Required work -
Retype each record shown below, leaving every character as it is.

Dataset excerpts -
* * * *
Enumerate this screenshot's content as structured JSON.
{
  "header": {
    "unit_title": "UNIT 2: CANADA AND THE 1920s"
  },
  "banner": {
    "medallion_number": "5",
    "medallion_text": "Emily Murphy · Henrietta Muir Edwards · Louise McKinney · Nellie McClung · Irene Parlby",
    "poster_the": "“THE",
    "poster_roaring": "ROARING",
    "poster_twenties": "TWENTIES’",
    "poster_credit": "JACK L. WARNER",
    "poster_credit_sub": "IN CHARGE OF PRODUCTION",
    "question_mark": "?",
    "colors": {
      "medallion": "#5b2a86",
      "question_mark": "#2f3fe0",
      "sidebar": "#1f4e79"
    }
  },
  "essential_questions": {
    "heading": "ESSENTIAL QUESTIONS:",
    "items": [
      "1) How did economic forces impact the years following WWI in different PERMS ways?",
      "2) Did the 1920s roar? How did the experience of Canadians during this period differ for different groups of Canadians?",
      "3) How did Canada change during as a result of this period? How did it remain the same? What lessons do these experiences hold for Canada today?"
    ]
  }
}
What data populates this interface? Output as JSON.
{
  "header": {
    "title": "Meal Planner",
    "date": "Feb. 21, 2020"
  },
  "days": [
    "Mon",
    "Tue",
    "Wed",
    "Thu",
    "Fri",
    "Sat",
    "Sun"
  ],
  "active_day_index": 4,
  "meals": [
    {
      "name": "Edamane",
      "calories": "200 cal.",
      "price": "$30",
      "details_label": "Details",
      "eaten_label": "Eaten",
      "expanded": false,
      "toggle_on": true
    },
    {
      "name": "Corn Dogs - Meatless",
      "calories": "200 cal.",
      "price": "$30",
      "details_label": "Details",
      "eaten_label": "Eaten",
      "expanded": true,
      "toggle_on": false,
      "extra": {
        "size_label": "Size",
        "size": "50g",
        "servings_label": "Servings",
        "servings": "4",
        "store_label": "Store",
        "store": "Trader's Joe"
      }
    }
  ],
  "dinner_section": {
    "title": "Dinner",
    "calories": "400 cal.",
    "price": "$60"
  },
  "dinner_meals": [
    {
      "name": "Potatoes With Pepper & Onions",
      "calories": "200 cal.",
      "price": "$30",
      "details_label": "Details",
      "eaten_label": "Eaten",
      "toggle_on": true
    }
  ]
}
* * * *
Full output -
Enumerate this screenshot's content as structured JSON.
{
  "header": {
    "unit_title": "UNIT 2: CANADA AND THE 1920s"
  },
  "banner": {
    "medallion_number": "5",
    "medallion_text": "Emily Murphy · Henrietta Muir Edwards · Louise McKinney · Nellie McClung · Irene Parlby",
    "poster_the": "“THE",
    "poster_roaring": "ROARING",
    "poster_twenties": "TWENTIES’",
    "poster_credit": "JACK L. WARNER",
    "poster_credit_sub": "IN CHARGE OF PRODUCTION",
    "question_mark": "?",
    "colors": {
      "medallion": "#5b2a86",
      "question_mark": "#2f3fe0",
      "sidebar": "#1f4e79"
    }
  },
  "essential_questions": {
    "heading": "ESSENTIAL QUESTIONS:",
    "items": [
      "1) How did economic forces impact the years following WWI in different PERMS ways?",
      "2) Did the 1920s roar? How did the experience of Canadians during this period differ for different groups of Canadians?",
      "3) How did Canada change during as a result of this period? How did it remain the same? What lessons do these experiences hold for Canada today?"
    ]
  }
}
What data populates this interface? Output as JSON.
{
  "header": {
    "title": "Meal Planner",
    "date": "Feb. 21, 2020"
  },
  "days": [
    "Mon",
    "Tue",
    "Wed",
    "Thu",
    "Fri",
    "Sat",
    "Sun"
  ],
  "active_day_index": 4,
  "meals": [
    {
      "name": "Edamane",
      "calories": "200 cal.",
      "price": "$30",
      "details_label": "Details",
      "eaten_label": "Eaten",
      "expanded": false,
      "toggle_on": true
    },
    {
      "name": "Corn Dogs - Meatless",
      "calories": "200 cal.",
      "price": "$30",
      "details_label": "Details",
      "eaten_label": "Eaten",
      "expanded": true,
      "toggle_on": false,
      "extra": {
        "size_label": "Size",
        "size": "50g",
        "servings_label": "Servings",
        "servings": "4",
        "store_label": "Store",
        "store": "Trader's Joe"
      }
    }
  ],
  "dinner_section": {
    "title": "Dinner",
    "calories": "400 cal.",
    "price": "$60"
  },
  "dinner_meals": [
    {
      "name": "Potatoes With Pepper & Onions",
      "calories": "200 cal.",
      "price": "$30",
      "details_label": "Details",
      "eaten_label": "Eaten",
      "toggle_on": true
    }
  ]
}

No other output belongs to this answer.